▸ **WHAT YOU WILL DO**
Reproduce verbatim the records below from the line with "y-tick-label: 90%: [73, 198, 107, 211]" through the line with "bar: [574, 238, 608, 511]", including both of those lines and nothing else.
────────────────
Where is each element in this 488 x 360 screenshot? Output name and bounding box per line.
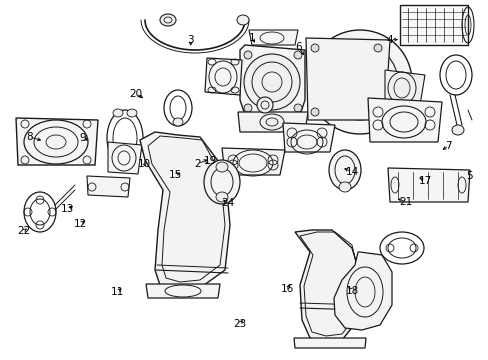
Ellipse shape <box>216 192 227 202</box>
Polygon shape <box>240 45 305 115</box>
Ellipse shape <box>310 108 318 116</box>
Text: 21: 21 <box>398 197 412 207</box>
Text: 17: 17 <box>418 176 431 186</box>
Ellipse shape <box>244 51 251 59</box>
Text: 18: 18 <box>345 286 358 296</box>
Ellipse shape <box>244 104 251 112</box>
Ellipse shape <box>307 30 411 134</box>
Ellipse shape <box>173 118 183 126</box>
Ellipse shape <box>127 158 137 166</box>
Ellipse shape <box>293 51 302 59</box>
Text: 6: 6 <box>294 42 301 52</box>
Ellipse shape <box>373 44 381 52</box>
Text: 14: 14 <box>345 167 358 177</box>
Ellipse shape <box>257 97 272 113</box>
Polygon shape <box>87 176 130 197</box>
Text: 7: 7 <box>445 141 451 151</box>
Ellipse shape <box>113 158 123 166</box>
Text: 10: 10 <box>138 159 150 169</box>
Text: 23: 23 <box>232 319 246 329</box>
Text: 11: 11 <box>110 287 124 297</box>
Polygon shape <box>367 98 441 142</box>
Polygon shape <box>238 112 307 132</box>
Polygon shape <box>140 132 229 290</box>
Polygon shape <box>333 252 391 330</box>
Ellipse shape <box>113 109 123 117</box>
Polygon shape <box>399 5 467 45</box>
Text: 13: 13 <box>61 204 74 214</box>
Ellipse shape <box>160 14 176 26</box>
Text: 15: 15 <box>168 170 182 180</box>
Polygon shape <box>248 30 297 45</box>
Ellipse shape <box>373 108 381 116</box>
Polygon shape <box>384 70 424 105</box>
Polygon shape <box>305 38 389 120</box>
Ellipse shape <box>203 160 240 204</box>
Text: 8: 8 <box>26 132 33 142</box>
Text: 24: 24 <box>220 198 234 208</box>
Polygon shape <box>222 148 285 175</box>
Text: 20: 20 <box>129 89 142 99</box>
Polygon shape <box>293 338 365 348</box>
Ellipse shape <box>127 109 137 117</box>
Polygon shape <box>204 58 242 95</box>
Text: 16: 16 <box>280 284 293 294</box>
Text: 2: 2 <box>194 159 201 169</box>
Text: 19: 19 <box>203 156 217 166</box>
Text: 1: 1 <box>248 33 255 43</box>
Ellipse shape <box>451 125 463 135</box>
Ellipse shape <box>310 44 318 52</box>
Ellipse shape <box>237 15 248 25</box>
Ellipse shape <box>293 104 302 112</box>
Ellipse shape <box>244 54 299 110</box>
Polygon shape <box>294 230 361 342</box>
Text: 5: 5 <box>465 171 472 181</box>
Ellipse shape <box>328 150 360 190</box>
Ellipse shape <box>216 162 227 172</box>
Polygon shape <box>387 168 469 202</box>
Text: 3: 3 <box>187 35 194 45</box>
Polygon shape <box>16 118 98 165</box>
Text: 12: 12 <box>74 219 87 229</box>
Polygon shape <box>283 123 334 152</box>
Ellipse shape <box>338 182 350 192</box>
Polygon shape <box>108 142 142 174</box>
Text: 22: 22 <box>17 226 30 236</box>
Text: 9: 9 <box>80 132 86 143</box>
Text: 4: 4 <box>386 35 393 45</box>
Polygon shape <box>146 284 220 298</box>
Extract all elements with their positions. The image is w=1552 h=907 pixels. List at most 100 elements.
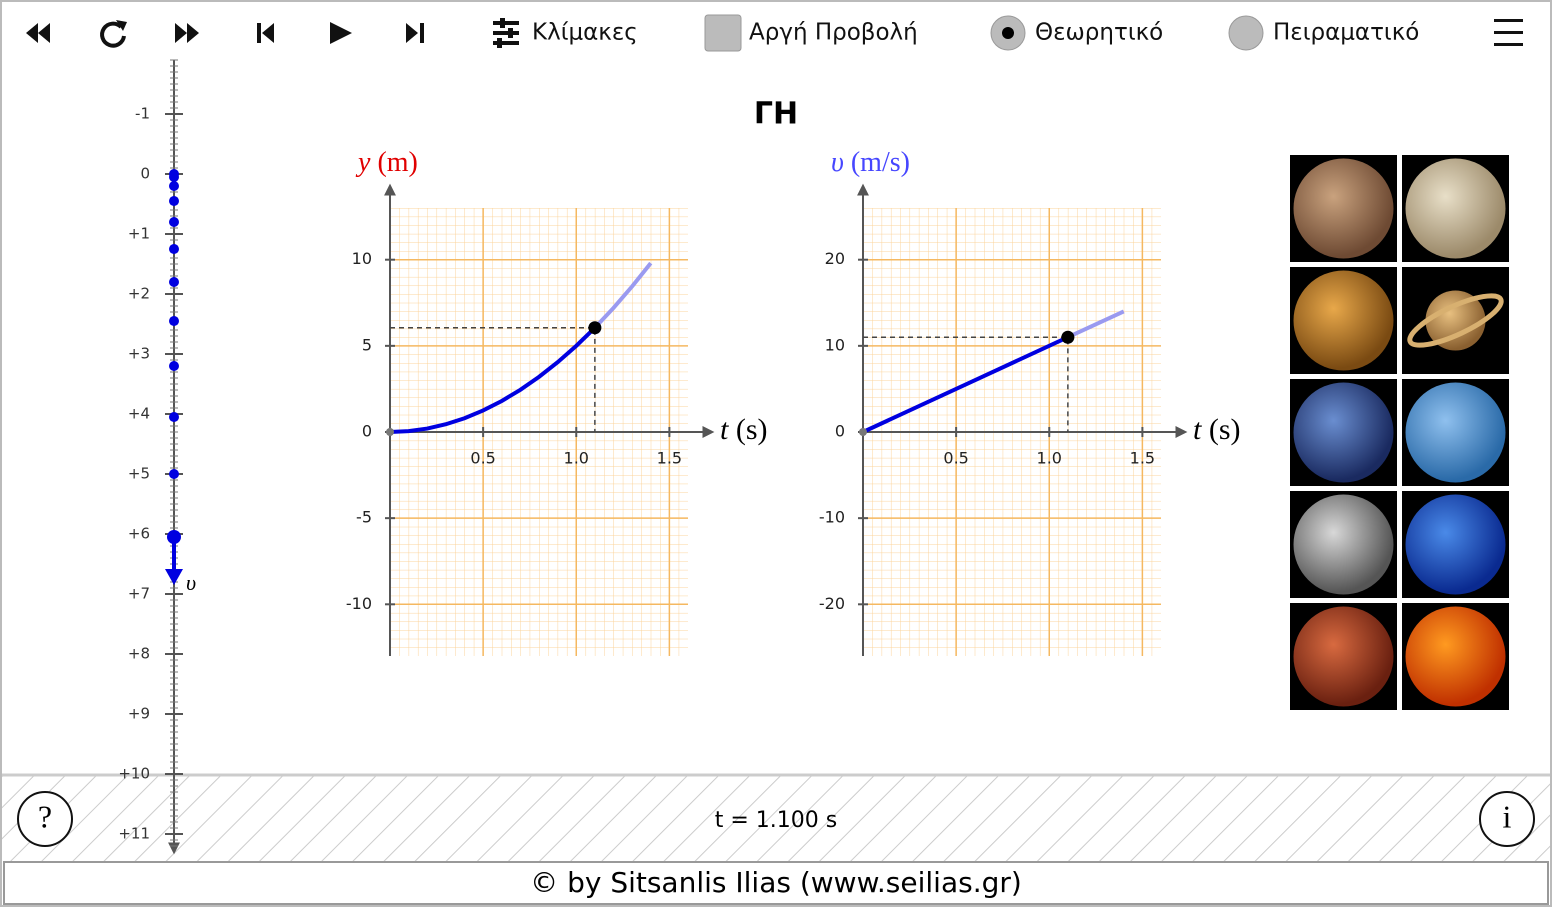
data-line (593, 261, 653, 330)
planet-button[interactable] (1402, 267, 1509, 374)
x-axis-label: t (s) (720, 413, 768, 446)
origin-point (859, 428, 867, 436)
planet-image (1405, 606, 1506, 707)
planet-button[interactable] (1402, 603, 1509, 710)
experimental-label[interactable]: Πειραματικό (1273, 20, 1419, 46)
y-tick-label: 20 (825, 249, 845, 268)
planet-ring (1407, 293, 1504, 348)
planet-image (1293, 606, 1394, 707)
y-tick-label: -5 (356, 508, 372, 527)
planet-button[interactable] (1290, 491, 1397, 598)
position-dot (169, 244, 179, 254)
position-dot (169, 469, 179, 479)
planet-button[interactable] (1290, 603, 1397, 710)
y-tick-label: -20 (819, 594, 845, 613)
step-back-button[interactable] (257, 23, 274, 43)
position-dot (169, 181, 179, 191)
reload-button[interactable] (100, 20, 127, 48)
x-tick-label: 1.0 (1037, 449, 1062, 468)
ruler-tick-label: +3 (128, 345, 150, 363)
menu-button[interactable] (1494, 19, 1523, 46)
y-tick-label: 10 (352, 249, 372, 268)
info-button[interactable] (1479, 791, 1535, 847)
data-line (862, 335, 1069, 434)
planet-title: ΓΗ (754, 97, 798, 132)
position-dot (169, 316, 179, 326)
theoretical-label[interactable]: Θεωρητικό (1035, 20, 1163, 46)
ruler-tick-label: 0 (140, 165, 150, 183)
data-line (1067, 309, 1125, 340)
x-tick-label: 1.5 (1130, 449, 1155, 468)
position-dot (169, 196, 179, 206)
planet-button[interactable] (1402, 491, 1509, 598)
ruler-tick-label: +1 (128, 225, 150, 243)
ruler-tick-label: +6 (128, 525, 150, 543)
info-label[interactable]: i (1503, 798, 1512, 834)
chart: 0.5 1.0 1.5 -10 -5 0 5 10 t (s) y (m) (346, 147, 768, 656)
current-point (588, 321, 602, 335)
fast-forward-button[interactable] (175, 23, 199, 43)
position-dot (169, 217, 179, 227)
slow-motion-label[interactable]: Αργή Προβολή (749, 20, 918, 46)
planet-image (1405, 494, 1506, 595)
x-tick-label: 1.5 (657, 449, 682, 468)
planet-selector (1290, 155, 1509, 710)
ruler-tick-label: +11 (118, 825, 150, 843)
position-dot (169, 172, 179, 182)
planet-button[interactable] (1290, 379, 1397, 486)
planet-image (1293, 382, 1394, 483)
planet-button[interactable] (1402, 155, 1509, 262)
x-tick-label: 0.5 (943, 449, 968, 468)
position-dot (169, 277, 179, 287)
play-button[interactable] (330, 22, 352, 44)
planet-button[interactable] (1290, 155, 1397, 262)
scales-icon[interactable] (493, 18, 519, 48)
planet-image (1293, 494, 1394, 595)
x-axis-unit: (s) (736, 413, 768, 446)
y-axis-label: y (m) (355, 147, 418, 178)
guide-line (390, 327, 596, 432)
ruler-tick-label: +7 (128, 585, 150, 603)
x-tick-label: 0.5 (470, 449, 495, 468)
scales-button[interactable]: Κλίμακες (532, 20, 638, 46)
x-axis-symbol: t (720, 413, 729, 446)
planet-image (1293, 270, 1394, 371)
planet-image (1405, 158, 1506, 259)
ruler-tick-label: +8 (128, 645, 150, 663)
planet-image (1425, 290, 1486, 351)
current-point (1061, 330, 1075, 344)
toolbar: Κλίμακες Αργή Προβολή Θεωρητικό Πειραματ… (26, 14, 1523, 52)
y-axis-unit: (m/s) (851, 147, 910, 178)
radio-dot (1002, 27, 1014, 39)
y-tick-label: 10 (825, 335, 845, 354)
ruler-tick-label: +2 (128, 285, 150, 303)
ruler-tick-label: +10 (118, 765, 150, 783)
data-line (389, 326, 597, 434)
planet-button[interactable] (1290, 267, 1397, 374)
x-axis-unit: (s) (1209, 413, 1241, 446)
x-axis-symbol: t (1193, 413, 1202, 446)
position-dot (169, 361, 179, 371)
step-forward-button[interactable] (406, 23, 424, 43)
slow-motion-checkbox[interactable] (704, 14, 742, 52)
status-bar (2, 775, 1550, 861)
origin-point (386, 428, 394, 436)
planet-button[interactable] (1402, 379, 1509, 486)
y-tick-label: 0 (362, 422, 372, 441)
help-button[interactable] (17, 791, 73, 847)
help-label[interactable]: ? (38, 798, 52, 834)
experimental-radio[interactable] (1228, 15, 1264, 51)
ruler-tick-label: +4 (128, 405, 150, 423)
ruler-tick-label: -1 (135, 105, 150, 123)
velocity-arrowhead (165, 569, 183, 585)
x-axis-label: t (s) (1193, 413, 1241, 446)
footer-box (3, 861, 1549, 905)
position-dot (169, 412, 179, 422)
y-tick-label: -10 (819, 508, 845, 527)
rewind-button[interactable] (26, 23, 50, 43)
planet-image (1293, 158, 1394, 259)
x-tick-label: 1.0 (564, 449, 589, 468)
chart: 0.5 1.0 1.5 -20 -10 0 10 20 t (s) υ (m/s) (819, 147, 1241, 656)
y-axis-label: υ (m/s) (831, 147, 910, 178)
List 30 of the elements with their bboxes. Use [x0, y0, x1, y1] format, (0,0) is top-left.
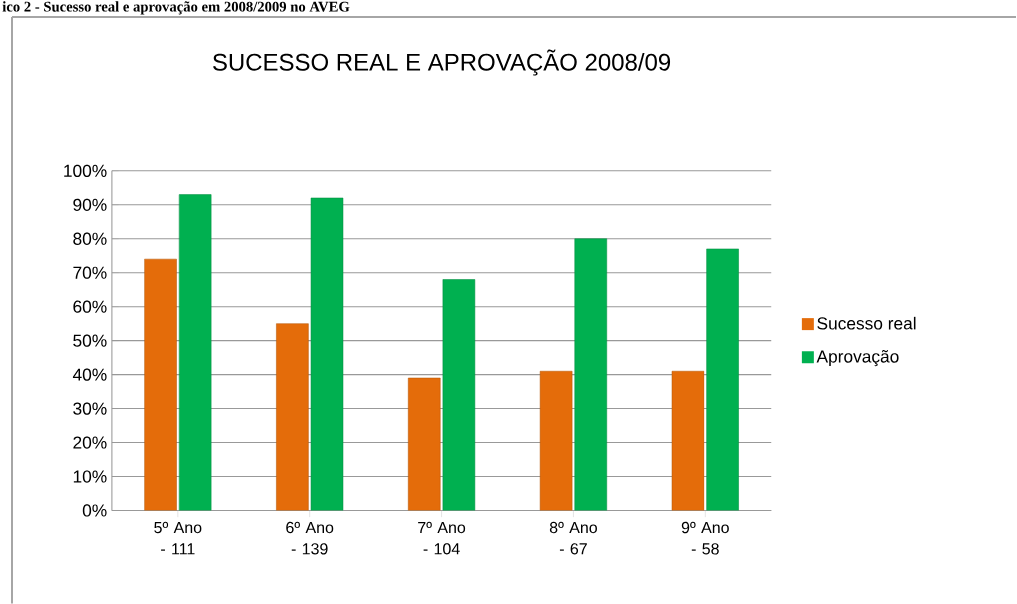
y-tick-label: 90%: [73, 198, 107, 211]
y-tick-label: 80%: [73, 232, 107, 245]
y-tick-label: 100%: [64, 164, 107, 177]
x-tick-label: 6º Ano - 139: [286, 521, 334, 555]
legend-label: Aprovação: [816, 349, 899, 366]
bar: [671, 370, 705, 511]
bar: [310, 197, 344, 511]
y-tick-label: 30%: [73, 402, 107, 415]
y-tick-label: 60%: [73, 300, 107, 313]
y-tick-label: 0%: [82, 504, 107, 517]
y-tick-label: 50%: [73, 334, 107, 347]
x-tick-label: 9º Ano - 58: [681, 521, 729, 555]
text: ico 2 - Sucesso real e aprovação em 2008/2009 no AVEG: [2, 1, 350, 15]
bar: [574, 238, 608, 511]
bar: [408, 377, 441, 511]
y-tick-label: 70%: [73, 266, 107, 279]
bar: [539, 370, 573, 511]
y-tick-label: 20%: [73, 436, 107, 449]
x-tick-label: 5º Ano - 111: [154, 521, 202, 555]
legend-label: Sucesso real: [817, 316, 916, 330]
y-tick-label: 40%: [72, 368, 107, 381]
x-tick-label: 7º Ano - 104: [418, 521, 466, 555]
bar: [144, 258, 177, 511]
x-tick-label: 8º Ano - 67: [549, 521, 597, 555]
y-tick-label: 10%: [73, 470, 107, 483]
bar: [442, 279, 476, 511]
bar: [706, 248, 739, 511]
bar: [178, 194, 212, 511]
bar: [276, 323, 309, 511]
chart-title: SUCESSO REAL E APROVAÇÃO 2008/09: [213, 49, 671, 76]
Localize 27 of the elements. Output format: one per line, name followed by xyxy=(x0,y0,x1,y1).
────────────────
▸ **EXERCISE SOLUTION**
y-tick-label: 90%: [73, 198, 107, 211]
y-tick-label: 80%: [73, 232, 107, 245]
y-tick-label: 100%: [64, 164, 107, 177]
x-tick-label: 6º Ano - 139: [286, 521, 334, 555]
legend-label: Aprovação: [816, 349, 899, 366]
bar: [671, 370, 705, 511]
bar: [310, 197, 344, 511]
y-tick-label: 30%: [73, 402, 107, 415]
y-tick-label: 60%: [73, 300, 107, 313]
y-tick-label: 0%: [82, 504, 107, 517]
y-tick-label: 50%: [73, 334, 107, 347]
x-tick-label: 9º Ano - 58: [681, 521, 729, 555]
text: ico 2 - Sucesso real e aprovação em 2008/2009 no AVEG: [2, 1, 350, 15]
bar: [574, 238, 608, 511]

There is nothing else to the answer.